* Start *

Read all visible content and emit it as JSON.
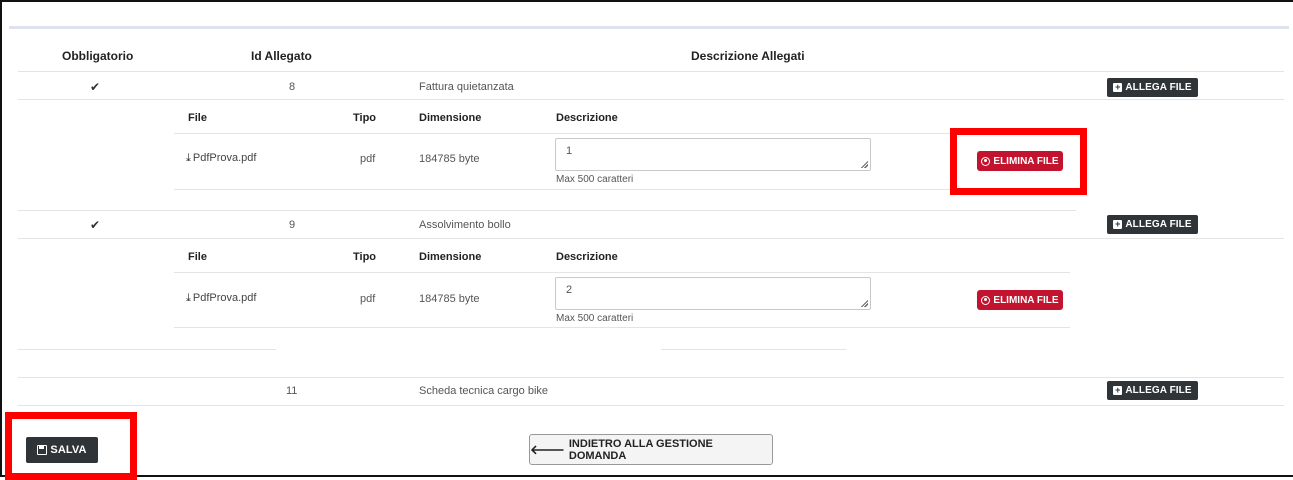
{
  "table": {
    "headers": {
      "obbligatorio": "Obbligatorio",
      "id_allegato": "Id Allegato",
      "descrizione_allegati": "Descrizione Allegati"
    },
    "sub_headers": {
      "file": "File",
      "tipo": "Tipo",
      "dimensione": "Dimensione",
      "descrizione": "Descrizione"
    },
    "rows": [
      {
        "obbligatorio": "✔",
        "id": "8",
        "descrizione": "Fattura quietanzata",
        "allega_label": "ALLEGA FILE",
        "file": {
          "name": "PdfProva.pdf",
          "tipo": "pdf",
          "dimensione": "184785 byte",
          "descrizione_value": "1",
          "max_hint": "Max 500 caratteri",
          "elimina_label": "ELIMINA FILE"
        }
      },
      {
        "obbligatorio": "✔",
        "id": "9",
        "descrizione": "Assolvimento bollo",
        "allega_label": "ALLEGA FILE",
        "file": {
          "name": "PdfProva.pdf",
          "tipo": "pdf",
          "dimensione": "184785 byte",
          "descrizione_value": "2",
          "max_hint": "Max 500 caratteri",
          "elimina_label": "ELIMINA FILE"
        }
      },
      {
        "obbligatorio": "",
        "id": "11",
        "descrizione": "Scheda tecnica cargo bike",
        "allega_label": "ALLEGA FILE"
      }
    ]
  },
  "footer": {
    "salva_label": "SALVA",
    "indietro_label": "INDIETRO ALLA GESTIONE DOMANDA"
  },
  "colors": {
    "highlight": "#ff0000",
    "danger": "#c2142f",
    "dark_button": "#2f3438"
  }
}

* End *
* Start *

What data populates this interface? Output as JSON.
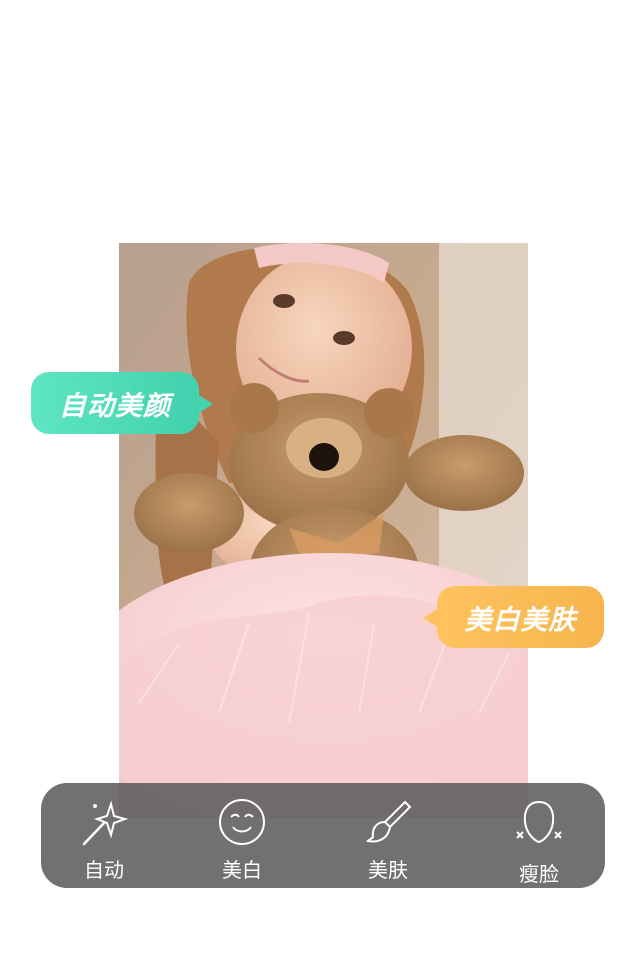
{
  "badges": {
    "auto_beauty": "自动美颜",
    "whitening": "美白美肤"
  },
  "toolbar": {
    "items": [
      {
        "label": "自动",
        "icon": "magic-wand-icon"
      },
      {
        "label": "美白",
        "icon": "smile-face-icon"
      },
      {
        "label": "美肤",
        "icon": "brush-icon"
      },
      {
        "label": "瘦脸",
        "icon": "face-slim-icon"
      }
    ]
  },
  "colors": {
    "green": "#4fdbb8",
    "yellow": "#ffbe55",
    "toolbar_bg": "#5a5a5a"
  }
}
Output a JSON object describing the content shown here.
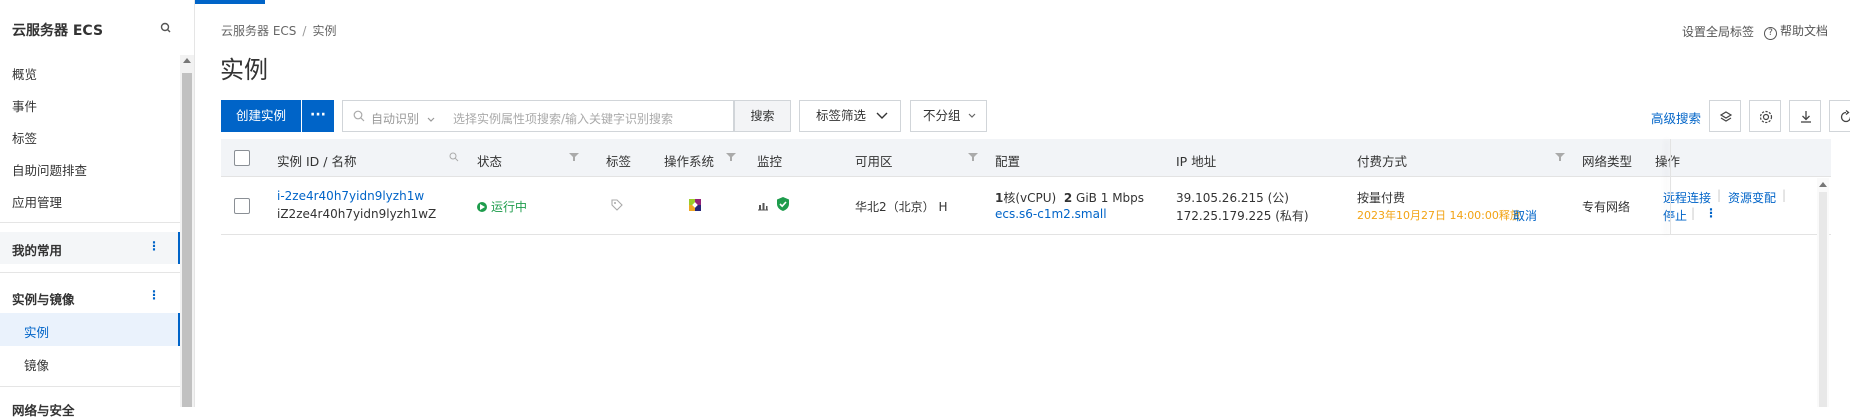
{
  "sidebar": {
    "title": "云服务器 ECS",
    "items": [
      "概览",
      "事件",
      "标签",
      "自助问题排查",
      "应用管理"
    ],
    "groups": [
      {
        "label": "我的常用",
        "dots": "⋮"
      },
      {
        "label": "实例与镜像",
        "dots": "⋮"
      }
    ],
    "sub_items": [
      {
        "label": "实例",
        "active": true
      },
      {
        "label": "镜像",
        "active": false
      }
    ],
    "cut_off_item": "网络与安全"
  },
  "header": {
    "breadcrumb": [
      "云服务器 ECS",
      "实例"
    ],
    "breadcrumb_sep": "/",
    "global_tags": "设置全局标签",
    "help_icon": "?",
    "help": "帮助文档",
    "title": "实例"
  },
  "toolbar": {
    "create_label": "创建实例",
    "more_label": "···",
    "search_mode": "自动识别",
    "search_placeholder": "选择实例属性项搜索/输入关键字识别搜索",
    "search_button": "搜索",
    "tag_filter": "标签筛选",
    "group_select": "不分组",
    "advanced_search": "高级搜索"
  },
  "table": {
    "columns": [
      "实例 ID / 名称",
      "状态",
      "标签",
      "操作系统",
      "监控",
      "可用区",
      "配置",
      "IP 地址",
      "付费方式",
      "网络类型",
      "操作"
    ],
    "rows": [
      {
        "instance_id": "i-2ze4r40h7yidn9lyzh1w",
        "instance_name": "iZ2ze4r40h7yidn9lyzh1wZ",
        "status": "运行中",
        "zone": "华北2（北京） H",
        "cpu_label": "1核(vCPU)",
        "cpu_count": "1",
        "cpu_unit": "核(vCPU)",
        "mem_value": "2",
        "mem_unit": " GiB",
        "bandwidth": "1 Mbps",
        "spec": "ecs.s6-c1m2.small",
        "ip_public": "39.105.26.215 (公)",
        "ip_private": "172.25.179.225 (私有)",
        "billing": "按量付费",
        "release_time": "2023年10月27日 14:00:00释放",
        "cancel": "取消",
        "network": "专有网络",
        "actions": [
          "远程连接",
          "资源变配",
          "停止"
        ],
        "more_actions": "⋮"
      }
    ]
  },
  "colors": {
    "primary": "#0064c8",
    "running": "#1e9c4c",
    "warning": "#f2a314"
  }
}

* End *
* Start *

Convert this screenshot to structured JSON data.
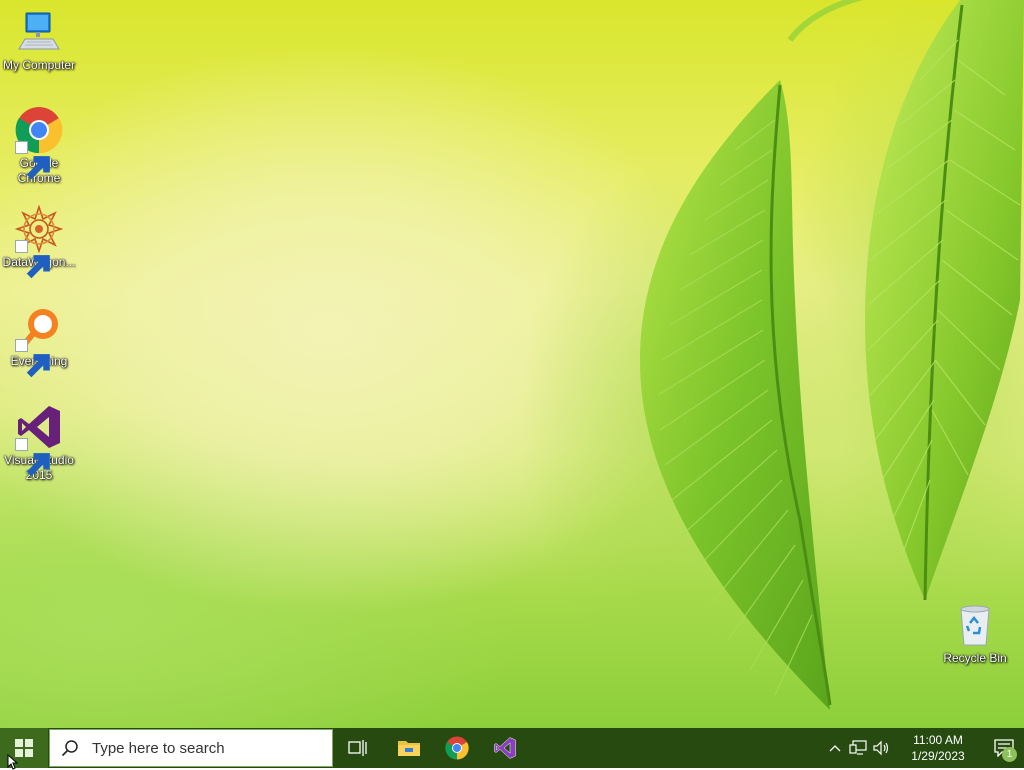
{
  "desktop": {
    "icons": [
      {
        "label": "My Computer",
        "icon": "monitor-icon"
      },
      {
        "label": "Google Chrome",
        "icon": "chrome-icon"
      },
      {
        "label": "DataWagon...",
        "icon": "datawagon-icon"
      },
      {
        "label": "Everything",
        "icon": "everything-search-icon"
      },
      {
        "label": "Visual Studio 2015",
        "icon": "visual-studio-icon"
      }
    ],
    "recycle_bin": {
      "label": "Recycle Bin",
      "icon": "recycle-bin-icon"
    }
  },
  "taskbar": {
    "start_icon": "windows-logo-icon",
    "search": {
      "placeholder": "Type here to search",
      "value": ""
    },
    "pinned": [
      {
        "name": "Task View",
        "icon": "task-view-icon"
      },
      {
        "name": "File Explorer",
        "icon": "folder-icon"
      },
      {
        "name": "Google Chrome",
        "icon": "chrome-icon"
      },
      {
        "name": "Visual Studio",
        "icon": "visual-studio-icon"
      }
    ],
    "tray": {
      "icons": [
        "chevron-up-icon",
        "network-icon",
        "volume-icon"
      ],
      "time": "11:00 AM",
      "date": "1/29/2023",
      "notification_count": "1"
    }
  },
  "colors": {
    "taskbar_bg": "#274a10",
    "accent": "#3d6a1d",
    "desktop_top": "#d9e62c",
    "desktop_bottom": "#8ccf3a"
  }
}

* End *

Filter the data, keeping only the lines that contain "here".

_Solution for this exercise_.
Output a JSON object describing the content shown here.
      "placeholder": "Type here to search",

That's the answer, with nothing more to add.